Source text -
========================================================================

Hi friends, i need a little help from you  Cheesy. I wanna built a digital thermometer wich have a 10 bits resolution ADC. I have built one with 8 bits and it works perfect, now i want to make it but with 10 bits resolution, have any body a sample??. And i have another question, my thermomether is using the lm35 sensor, and the Vo is wired with pin2 of PIC16F877A directly, but in in other schematic a op amp is used, so how can i write a code in PBP with the 10 bits ADC and use the same circuit wich is using the op amp?, I let u below the proteus simulation and the code compiled. I have another code but in asm wich is used with the circuit that contain the op amp, i put below the proteus simulation using the asm code and i let u herethe code on pbp that i want to adapt for it works in the same circuit. By the way i want to show the degrees Celcius with floating point. Regards and thanks in advance:

Code:
DEFINE LCD_DREG PORTB 
DEFINE LCD_DBIT 0   
DEFINE LCD_RSREG PORTD
DEFINE LCD_RSBIT 6     
DEFINE LCD_EREG PORTD
DEFINE LCD_EBIT 7     
DEFINE LCD_BITS 8     
DEFINE LCD_LINES 4     

DEFINE ADC_BITS 8     'I know that here must be a 10 number for the 10 bits resolution, but what another changes?

========================================================================

Set exercise A -
Using the thermometer post, answer these:
(i) Which sensor does the thermometer use?
(ii) To which pin of the PIC16F877A is Vo wired?
(iii) What value is ADC_BITS defined as in the code?
Set exercise B - In the records, reproduce the lines from the line with "List UI elements" up to and including the line with "option-bluetooth[interactable]: Bluetooth [111,183,395,238]", character for character.

Data shown -
========================================================================

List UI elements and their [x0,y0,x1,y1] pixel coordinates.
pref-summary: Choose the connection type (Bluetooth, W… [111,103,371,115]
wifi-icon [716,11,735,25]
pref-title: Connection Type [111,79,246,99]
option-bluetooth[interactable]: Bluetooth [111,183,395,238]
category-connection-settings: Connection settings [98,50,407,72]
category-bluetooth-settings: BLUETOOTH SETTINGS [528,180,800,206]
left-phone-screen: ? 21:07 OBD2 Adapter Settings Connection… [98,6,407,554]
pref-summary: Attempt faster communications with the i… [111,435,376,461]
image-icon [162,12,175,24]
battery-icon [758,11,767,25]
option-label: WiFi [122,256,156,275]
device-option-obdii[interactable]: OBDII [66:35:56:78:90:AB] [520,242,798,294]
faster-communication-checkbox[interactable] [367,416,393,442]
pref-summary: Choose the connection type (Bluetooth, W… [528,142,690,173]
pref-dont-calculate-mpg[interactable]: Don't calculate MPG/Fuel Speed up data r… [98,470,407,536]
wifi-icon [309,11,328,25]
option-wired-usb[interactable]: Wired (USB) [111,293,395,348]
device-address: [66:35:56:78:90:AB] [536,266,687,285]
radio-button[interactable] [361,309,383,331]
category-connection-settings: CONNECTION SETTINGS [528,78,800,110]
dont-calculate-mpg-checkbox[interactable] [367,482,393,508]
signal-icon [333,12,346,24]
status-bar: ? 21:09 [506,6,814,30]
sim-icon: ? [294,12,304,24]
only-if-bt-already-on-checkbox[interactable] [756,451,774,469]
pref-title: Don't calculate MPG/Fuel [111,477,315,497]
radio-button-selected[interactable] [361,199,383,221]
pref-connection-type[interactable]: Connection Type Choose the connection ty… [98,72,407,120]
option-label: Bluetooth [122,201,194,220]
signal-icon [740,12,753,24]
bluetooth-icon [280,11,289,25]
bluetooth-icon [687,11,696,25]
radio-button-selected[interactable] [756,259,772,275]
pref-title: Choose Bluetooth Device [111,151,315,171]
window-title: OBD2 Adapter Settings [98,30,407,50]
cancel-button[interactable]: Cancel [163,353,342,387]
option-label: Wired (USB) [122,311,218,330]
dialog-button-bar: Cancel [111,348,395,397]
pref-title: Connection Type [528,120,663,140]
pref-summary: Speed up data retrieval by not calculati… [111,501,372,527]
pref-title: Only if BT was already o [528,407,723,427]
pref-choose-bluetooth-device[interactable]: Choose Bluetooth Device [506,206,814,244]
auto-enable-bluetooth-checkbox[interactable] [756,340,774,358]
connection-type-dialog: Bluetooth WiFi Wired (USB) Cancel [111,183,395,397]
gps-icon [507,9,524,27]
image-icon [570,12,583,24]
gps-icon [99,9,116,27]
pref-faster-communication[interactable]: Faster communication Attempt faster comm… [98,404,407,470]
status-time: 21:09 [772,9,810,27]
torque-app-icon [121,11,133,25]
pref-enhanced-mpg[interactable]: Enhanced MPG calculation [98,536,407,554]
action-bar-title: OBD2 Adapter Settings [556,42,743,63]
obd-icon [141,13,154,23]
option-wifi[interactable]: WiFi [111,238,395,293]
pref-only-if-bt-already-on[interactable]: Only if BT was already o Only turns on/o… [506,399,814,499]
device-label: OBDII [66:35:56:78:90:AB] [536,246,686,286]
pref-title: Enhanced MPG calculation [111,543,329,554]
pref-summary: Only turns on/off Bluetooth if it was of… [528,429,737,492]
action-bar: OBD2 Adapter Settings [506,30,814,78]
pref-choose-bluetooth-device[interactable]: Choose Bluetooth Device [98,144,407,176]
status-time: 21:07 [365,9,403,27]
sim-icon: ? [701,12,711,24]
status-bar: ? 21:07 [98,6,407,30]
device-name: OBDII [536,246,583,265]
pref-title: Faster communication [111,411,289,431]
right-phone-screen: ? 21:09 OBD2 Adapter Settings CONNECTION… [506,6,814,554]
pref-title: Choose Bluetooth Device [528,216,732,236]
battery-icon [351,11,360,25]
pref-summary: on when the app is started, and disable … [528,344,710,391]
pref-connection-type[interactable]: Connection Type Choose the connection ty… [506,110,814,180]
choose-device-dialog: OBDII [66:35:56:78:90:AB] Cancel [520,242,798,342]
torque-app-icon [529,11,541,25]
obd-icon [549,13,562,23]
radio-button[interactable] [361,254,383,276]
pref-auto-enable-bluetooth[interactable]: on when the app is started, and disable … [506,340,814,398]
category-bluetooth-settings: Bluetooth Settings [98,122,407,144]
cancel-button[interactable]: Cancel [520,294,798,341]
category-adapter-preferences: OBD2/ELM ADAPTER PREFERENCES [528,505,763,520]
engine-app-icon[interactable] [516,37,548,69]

========================================================================

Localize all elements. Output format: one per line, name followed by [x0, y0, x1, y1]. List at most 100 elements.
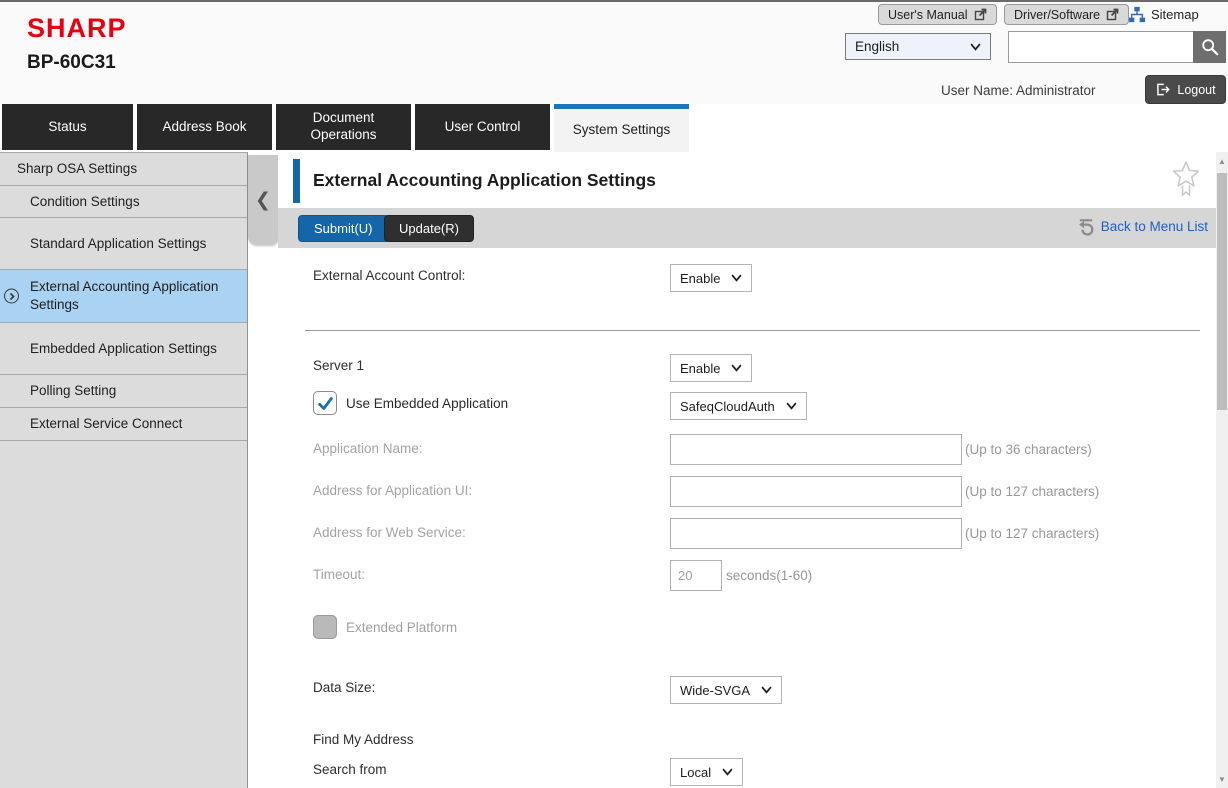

========================================================================

Written response A -
(i) The lm35 sensor.
(ii) Pin 2.
(iii) 8.

Written response B -
List UI elements and their [x0,y0,x1,y1] pixel coordinates.
pref-summary: Choose the connection type (Bluetooth, W… [111,103,371,115]
wifi-icon [716,11,735,25]
pref-title: Connection Type [111,79,246,99]
option-bluetooth[interactable]: Bluetooth [111,183,395,238]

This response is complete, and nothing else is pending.